AIM - Rewrite the items below, swapping "screenshot" for "image" and leaving everything else as it is. Leave out the pictures.

INFORMATION SUPPLIED -
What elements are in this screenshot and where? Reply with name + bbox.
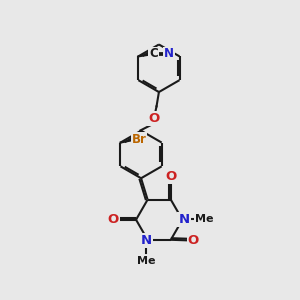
Text: O: O [148,112,159,125]
Text: O: O [165,170,176,183]
Text: Me: Me [194,214,213,224]
Text: N: N [141,234,152,247]
Text: N: N [164,47,174,61]
Text: O: O [188,234,199,247]
Text: Me: Me [137,256,156,266]
Text: O: O [108,213,119,226]
Text: Br: Br [131,133,146,146]
Text: N: N [178,213,189,226]
Text: C: C [149,47,158,61]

RESPONSE TO THE TASK -
What elements are in this image and where? Reply with name + bbox.
Text: O: O [148,112,159,125]
Text: O: O [165,170,176,183]
Text: Me: Me [194,214,213,224]
Text: N: N [141,234,152,247]
Text: N: N [164,47,174,61]
Text: O: O [188,234,199,247]
Text: Me: Me [137,256,156,266]
Text: O: O [108,213,119,226]
Text: Br: Br [131,133,146,146]
Text: N: N [178,213,189,226]
Text: C: C [149,47,158,61]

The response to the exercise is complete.